All entries must be extracted exactly, with nothing added or dropped.

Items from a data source
** begin **

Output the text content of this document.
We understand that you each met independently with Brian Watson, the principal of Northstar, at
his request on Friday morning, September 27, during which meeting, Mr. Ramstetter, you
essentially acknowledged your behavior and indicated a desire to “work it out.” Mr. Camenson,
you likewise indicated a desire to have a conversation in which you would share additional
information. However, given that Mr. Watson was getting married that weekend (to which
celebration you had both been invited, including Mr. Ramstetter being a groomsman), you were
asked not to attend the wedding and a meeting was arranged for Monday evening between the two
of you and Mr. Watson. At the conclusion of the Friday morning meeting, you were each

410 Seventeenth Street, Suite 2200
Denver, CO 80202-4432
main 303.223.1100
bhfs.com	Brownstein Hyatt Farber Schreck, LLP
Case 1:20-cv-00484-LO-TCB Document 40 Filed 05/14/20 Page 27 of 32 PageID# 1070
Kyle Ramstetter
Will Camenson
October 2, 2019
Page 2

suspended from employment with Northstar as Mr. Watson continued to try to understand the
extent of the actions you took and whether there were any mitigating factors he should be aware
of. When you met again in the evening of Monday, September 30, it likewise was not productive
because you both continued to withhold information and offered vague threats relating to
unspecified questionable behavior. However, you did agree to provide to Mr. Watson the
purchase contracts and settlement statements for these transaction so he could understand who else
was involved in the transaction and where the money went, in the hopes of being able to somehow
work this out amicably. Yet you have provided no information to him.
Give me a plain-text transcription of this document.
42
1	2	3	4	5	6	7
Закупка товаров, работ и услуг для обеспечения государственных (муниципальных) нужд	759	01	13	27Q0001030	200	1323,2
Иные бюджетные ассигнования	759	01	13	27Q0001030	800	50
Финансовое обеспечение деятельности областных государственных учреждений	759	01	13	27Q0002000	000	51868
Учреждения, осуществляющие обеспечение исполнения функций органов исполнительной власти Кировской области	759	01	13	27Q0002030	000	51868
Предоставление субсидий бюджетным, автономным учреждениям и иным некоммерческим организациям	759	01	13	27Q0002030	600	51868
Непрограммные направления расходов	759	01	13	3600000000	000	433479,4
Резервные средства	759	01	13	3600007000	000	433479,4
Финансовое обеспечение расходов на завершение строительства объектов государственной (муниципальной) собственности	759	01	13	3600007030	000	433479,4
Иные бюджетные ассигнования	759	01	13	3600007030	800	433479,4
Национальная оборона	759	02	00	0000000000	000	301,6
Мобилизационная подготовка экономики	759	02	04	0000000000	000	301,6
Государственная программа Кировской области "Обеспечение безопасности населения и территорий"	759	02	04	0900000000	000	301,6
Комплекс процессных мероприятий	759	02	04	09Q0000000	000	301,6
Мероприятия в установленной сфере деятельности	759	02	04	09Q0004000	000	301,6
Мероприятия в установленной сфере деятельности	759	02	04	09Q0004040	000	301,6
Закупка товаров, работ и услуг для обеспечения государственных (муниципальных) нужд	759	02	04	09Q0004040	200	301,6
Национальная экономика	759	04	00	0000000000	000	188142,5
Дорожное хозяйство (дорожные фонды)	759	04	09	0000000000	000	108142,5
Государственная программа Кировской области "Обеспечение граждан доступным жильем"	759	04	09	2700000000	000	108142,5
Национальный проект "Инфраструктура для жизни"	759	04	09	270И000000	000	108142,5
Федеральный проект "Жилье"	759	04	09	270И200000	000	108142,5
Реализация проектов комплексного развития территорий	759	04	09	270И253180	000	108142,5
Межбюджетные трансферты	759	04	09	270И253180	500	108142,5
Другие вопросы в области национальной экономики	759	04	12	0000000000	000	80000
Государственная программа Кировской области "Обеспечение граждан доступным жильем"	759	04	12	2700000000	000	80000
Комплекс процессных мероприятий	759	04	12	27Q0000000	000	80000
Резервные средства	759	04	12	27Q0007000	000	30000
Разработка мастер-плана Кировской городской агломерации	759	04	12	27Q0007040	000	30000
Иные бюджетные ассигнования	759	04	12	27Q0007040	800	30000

** end **

* [Result]:
Output the text content of this document.
We understand that you each met independently with Brian Watson, the principal of Northstar, at
his request on Friday morning, September 27, during which meeting, Mr. Ramstetter, you
essentially acknowledged your behavior and indicated a desire to “work it out.” Mr. Camenson,
you likewise indicated a desire to have a conversation in which you would share additional
information. However, given that Mr. Watson was getting married that weekend (to which
celebration you had both been invited, including Mr. Ramstetter being a groomsman), you were
asked not to attend the wedding and a meeting was arranged for Monday evening between the two
of you and Mr. Watson. At the conclusion of the Friday morning meeting, you were each

410 Seventeenth Street, Suite 2200
Denver, CO 80202-4432
main 303.223.1100
bhfs.com	Brownstein Hyatt Farber Schreck, LLP
Case 1:20-cv-00484-LO-TCB Document 40 Filed 05/14/20 Page 27 of 32 PageID# 1070
Kyle Ramstetter
Will Camenson
October 2, 2019
Page 2

suspended from employment with Northstar as Mr. Watson continued to try to understand the
extent of the actions you took and whether there were any mitigating factors he should be aware
of. When you met again in the evening of Monday, September 30, it likewise was not productive
because you both continued to withhold information and offered vague threats relating to
unspecified questionable behavior. However, you did agree to provide to Mr. Watson the
purchase contracts and settlement statements for these transaction so he could understand who else
was involved in the transaction and where the money went, in the hopes of being able to somehow
work this out amicably. Yet you have provided no information to him.
Give me a plain-text transcription of this document.
42
1	2	3	4	5	6	7
Закупка товаров, работ и услуг для обеспечения государственных (муниципальных) нужд	759	01	13	27Q0001030	200	1323,2
Иные бюджетные ассигнования	759	01	13	27Q0001030	800	50
Финансовое обеспечение деятельности областных государственных учреждений	759	01	13	27Q0002000	000	51868
Учреждения, осуществляющие обеспечение исполнения функций органов исполнительной власти Кировской области	759	01	13	27Q0002030	000	51868
Предоставление субсидий бюджетным, автономным учреждениям и иным некоммерческим организациям	759	01	13	27Q0002030	600	51868
Непрограммные направления расходов	759	01	13	3600000000	000	433479,4
Резервные средства	759	01	13	3600007000	000	433479,4
Финансовое обеспечение расходов на завершение строительства объектов государственной (муниципальной) собственности	759	01	13	3600007030	000	433479,4
Иные бюджетные ассигнования	759	01	13	3600007030	800	433479,4
Национальная оборона	759	02	00	0000000000	000	301,6
Мобилизационная подготовка экономики	759	02	04	0000000000	000	301,6
Государственная программа Кировской области "Обеспечение безопасности населения и территорий"	759	02	04	0900000000	000	301,6
Комплекс процессных мероприятий	759	02	04	09Q0000000	000	301,6
Мероприятия в установленной сфере деятельности	759	02	04	09Q0004000	000	301,6
Мероприятия в установленной сфере деятельности	759	02	04	09Q0004040	000	301,6
Закупка товаров, работ и услуг для обеспечения государственных (муниципальных) нужд	759	02	04	09Q0004040	200	301,6
Национальная экономика	759	04	00	0000000000	000	188142,5
Дорожное хозяйство (дорожные фонды)	759	04	09	0000000000	000	108142,5
Государственная программа Кировской области "Обеспечение граждан доступным жильем"	759	04	09	2700000000	000	108142,5
Национальный проект "Инфраструктура для жизни"	759	04	09	270И000000	000	108142,5
Федеральный проект "Жилье"	759	04	09	270И200000	000	108142,5
Реализация проектов комплексного развития территорий	759	04	09	270И253180	000	108142,5
Межбюджетные трансферты	759	04	09	270И253180	500	108142,5
Другие вопросы в области национальной экономики	759	04	12	0000000000	000	80000
Государственная программа Кировской области "Обеспечение граждан доступным жильем"	759	04	12	2700000000	000	80000
Комплекс процессных мероприятий	759	04	12	27Q0000000	000	80000
Резервные средства	759	04	12	27Q0007000	000	30000
Разработка мастер-плана Кировской городской агломерации	759	04	12	27Q0007040	000	30000
Иные бюджетные ассигнования	759	04	12	27Q0007040	800	30000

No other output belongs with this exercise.